● **Given exercise**
Answer with one number only: the number of lines that include the word "this".

--- START OF Exercise materials ---

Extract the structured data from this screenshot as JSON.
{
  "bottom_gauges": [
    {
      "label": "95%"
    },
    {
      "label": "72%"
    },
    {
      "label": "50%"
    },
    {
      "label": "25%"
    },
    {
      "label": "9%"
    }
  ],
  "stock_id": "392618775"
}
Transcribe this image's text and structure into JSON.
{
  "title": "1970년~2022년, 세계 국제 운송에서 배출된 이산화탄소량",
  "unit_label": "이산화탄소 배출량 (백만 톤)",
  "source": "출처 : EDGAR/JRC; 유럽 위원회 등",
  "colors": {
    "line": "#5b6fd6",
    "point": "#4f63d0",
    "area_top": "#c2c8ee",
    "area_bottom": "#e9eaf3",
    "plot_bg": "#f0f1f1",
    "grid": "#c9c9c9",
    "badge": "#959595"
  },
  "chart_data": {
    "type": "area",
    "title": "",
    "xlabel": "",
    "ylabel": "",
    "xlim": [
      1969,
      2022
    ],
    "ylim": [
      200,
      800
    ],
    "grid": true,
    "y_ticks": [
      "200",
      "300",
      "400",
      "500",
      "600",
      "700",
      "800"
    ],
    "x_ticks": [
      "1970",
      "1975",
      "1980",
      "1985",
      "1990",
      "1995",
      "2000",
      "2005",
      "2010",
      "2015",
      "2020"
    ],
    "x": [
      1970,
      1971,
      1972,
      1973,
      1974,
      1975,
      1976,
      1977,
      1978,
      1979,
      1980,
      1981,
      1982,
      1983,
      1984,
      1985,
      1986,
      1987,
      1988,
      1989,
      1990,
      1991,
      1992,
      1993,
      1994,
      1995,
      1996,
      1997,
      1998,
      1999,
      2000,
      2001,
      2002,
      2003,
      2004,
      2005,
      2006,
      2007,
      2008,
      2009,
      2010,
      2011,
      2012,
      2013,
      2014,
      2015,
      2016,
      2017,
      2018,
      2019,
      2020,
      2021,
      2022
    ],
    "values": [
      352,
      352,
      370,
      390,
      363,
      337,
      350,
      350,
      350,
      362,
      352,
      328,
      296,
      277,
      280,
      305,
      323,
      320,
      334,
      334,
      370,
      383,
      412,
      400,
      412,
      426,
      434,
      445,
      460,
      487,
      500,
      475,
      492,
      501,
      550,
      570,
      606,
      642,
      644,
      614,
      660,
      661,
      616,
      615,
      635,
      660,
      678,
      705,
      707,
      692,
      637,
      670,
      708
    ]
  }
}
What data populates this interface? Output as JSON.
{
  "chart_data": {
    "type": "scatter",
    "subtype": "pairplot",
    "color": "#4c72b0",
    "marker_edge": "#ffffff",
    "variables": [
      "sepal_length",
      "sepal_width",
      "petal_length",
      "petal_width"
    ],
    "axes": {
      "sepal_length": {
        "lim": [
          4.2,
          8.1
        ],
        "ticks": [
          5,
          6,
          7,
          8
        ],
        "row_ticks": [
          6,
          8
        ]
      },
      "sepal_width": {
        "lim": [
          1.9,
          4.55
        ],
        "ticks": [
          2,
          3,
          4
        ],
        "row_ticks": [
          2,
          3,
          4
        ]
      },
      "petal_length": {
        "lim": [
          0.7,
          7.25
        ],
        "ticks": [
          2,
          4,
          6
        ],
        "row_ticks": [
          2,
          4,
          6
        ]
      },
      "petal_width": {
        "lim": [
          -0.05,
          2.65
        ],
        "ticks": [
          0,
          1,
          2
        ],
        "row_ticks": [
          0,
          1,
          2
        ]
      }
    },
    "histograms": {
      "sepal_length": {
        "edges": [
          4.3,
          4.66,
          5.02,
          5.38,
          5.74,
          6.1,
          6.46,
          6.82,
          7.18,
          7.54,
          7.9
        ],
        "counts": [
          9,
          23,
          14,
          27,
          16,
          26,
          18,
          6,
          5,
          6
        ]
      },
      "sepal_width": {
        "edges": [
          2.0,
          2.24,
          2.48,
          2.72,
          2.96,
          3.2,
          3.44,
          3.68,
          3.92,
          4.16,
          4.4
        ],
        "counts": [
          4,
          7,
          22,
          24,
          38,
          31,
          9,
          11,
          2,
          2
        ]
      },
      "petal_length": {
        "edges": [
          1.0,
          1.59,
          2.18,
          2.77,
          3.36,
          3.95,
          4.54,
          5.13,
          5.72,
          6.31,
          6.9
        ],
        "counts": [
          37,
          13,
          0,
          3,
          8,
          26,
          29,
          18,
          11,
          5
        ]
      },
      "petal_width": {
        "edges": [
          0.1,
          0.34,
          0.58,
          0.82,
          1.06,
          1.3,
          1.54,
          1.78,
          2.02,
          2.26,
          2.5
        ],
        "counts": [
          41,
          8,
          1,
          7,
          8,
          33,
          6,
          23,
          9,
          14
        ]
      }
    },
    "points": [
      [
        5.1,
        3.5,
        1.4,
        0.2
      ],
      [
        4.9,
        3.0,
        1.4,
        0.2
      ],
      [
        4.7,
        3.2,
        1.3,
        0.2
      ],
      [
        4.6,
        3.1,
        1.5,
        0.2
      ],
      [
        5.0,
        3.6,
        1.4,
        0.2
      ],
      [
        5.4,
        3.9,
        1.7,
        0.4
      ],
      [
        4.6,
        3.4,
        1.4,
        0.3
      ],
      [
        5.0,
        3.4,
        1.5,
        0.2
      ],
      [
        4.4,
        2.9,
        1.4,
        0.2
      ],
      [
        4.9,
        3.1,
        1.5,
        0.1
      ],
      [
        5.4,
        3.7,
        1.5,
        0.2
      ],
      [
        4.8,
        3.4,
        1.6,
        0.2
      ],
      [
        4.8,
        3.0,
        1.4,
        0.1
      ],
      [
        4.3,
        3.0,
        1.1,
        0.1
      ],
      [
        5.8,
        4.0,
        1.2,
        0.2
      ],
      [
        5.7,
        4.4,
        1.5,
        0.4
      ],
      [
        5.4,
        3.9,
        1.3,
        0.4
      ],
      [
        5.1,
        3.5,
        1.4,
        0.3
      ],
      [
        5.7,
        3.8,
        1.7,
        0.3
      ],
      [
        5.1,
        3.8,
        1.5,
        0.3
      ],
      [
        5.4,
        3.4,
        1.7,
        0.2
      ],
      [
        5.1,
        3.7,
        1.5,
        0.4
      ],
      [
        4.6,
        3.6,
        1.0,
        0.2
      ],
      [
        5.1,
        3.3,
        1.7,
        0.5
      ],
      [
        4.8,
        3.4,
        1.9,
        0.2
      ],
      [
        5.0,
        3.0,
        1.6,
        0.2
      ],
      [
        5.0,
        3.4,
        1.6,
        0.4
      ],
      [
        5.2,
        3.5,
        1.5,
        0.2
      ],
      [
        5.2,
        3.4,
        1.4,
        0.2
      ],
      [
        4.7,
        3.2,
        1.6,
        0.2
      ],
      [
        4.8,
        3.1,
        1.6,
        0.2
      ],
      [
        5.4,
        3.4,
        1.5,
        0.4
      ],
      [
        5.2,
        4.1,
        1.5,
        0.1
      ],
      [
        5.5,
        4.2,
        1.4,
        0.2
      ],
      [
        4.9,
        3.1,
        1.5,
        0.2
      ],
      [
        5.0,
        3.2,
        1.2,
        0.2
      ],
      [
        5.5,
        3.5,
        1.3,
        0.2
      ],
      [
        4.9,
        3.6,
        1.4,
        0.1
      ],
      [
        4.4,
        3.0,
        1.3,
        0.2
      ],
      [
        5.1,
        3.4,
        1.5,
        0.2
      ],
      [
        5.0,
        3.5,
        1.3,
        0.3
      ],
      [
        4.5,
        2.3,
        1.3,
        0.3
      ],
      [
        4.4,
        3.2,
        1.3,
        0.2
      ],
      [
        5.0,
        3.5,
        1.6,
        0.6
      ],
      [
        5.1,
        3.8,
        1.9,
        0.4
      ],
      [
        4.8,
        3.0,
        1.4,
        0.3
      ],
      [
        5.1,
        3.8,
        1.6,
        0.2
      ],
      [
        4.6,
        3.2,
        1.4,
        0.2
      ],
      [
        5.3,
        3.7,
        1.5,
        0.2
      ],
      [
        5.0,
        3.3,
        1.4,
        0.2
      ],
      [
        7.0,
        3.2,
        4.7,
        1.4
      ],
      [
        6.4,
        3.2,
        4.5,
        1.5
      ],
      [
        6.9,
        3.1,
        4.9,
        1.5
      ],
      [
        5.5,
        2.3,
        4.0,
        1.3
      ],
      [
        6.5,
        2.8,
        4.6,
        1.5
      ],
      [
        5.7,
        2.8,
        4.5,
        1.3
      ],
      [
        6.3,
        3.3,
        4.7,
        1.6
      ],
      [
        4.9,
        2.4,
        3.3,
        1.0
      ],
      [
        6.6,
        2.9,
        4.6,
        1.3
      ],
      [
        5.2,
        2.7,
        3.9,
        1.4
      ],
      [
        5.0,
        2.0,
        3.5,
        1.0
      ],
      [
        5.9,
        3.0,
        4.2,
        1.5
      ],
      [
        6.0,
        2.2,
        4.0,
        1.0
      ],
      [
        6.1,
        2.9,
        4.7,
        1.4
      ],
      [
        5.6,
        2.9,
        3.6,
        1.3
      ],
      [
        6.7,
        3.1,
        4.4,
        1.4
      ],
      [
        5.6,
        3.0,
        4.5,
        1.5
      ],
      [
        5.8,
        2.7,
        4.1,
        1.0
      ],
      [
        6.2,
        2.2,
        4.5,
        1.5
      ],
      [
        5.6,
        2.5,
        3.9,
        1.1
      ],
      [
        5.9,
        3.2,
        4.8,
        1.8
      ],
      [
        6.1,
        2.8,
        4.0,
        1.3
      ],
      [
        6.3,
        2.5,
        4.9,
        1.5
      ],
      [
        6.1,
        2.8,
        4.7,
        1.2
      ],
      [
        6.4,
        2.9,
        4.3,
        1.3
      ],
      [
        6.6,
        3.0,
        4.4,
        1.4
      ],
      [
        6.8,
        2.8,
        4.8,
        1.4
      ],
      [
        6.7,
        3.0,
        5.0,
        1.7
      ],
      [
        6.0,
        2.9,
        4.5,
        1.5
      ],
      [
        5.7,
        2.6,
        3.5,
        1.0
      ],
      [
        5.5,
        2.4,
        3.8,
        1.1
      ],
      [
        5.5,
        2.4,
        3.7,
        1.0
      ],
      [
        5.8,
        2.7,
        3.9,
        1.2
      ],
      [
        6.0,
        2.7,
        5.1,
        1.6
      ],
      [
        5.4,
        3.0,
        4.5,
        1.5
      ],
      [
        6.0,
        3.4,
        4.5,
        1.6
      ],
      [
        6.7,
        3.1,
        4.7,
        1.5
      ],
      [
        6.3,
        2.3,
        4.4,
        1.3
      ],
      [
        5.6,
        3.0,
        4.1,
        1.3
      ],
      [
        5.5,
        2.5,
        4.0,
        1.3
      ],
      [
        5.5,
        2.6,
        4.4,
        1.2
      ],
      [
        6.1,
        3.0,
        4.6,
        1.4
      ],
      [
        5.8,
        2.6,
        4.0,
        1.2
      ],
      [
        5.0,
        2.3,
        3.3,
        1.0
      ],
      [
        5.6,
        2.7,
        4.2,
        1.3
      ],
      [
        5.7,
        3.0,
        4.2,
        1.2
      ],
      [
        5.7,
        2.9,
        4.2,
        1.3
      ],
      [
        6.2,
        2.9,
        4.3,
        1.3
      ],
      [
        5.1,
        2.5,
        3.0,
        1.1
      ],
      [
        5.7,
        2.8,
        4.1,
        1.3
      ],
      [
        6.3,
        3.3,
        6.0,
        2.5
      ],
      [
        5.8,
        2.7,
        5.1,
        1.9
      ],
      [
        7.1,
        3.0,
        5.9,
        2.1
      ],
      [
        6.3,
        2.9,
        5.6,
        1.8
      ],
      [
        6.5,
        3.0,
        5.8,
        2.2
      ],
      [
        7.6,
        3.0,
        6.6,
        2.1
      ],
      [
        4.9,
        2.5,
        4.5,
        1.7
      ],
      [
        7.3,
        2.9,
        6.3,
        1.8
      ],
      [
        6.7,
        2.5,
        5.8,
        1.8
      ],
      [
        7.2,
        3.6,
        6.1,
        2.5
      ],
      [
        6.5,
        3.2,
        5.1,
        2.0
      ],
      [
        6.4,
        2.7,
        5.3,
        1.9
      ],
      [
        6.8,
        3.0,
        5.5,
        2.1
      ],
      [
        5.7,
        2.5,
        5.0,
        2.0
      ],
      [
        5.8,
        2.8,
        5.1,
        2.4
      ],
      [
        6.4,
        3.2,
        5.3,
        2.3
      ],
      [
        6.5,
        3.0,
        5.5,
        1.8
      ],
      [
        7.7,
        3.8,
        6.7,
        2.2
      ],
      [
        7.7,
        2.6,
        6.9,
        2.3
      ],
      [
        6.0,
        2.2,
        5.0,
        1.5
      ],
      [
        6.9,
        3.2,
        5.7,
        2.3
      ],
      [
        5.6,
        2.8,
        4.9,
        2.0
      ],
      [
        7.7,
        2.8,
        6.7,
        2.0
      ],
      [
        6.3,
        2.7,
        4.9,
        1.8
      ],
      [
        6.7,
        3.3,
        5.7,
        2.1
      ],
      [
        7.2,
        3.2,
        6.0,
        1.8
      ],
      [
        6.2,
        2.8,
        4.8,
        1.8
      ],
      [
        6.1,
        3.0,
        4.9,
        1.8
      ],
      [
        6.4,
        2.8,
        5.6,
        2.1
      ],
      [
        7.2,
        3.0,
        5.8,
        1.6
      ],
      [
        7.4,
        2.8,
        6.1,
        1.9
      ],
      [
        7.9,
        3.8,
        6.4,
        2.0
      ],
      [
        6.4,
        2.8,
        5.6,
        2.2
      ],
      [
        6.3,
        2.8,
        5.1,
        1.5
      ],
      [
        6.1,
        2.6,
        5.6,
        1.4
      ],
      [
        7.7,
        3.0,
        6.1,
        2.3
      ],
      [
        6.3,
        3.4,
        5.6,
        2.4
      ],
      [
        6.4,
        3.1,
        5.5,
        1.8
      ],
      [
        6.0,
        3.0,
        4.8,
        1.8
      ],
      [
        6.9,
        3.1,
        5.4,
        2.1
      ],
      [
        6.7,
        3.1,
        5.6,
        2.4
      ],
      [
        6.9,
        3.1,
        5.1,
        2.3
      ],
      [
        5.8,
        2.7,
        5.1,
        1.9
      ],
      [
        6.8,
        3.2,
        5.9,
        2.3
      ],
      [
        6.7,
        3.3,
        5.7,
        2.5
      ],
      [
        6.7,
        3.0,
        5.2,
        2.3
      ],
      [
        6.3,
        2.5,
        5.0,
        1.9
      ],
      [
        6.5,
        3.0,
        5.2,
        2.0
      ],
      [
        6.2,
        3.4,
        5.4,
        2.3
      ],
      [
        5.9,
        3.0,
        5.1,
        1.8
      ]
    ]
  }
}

--- END OF Exercise materials ---

● **Complete response**
3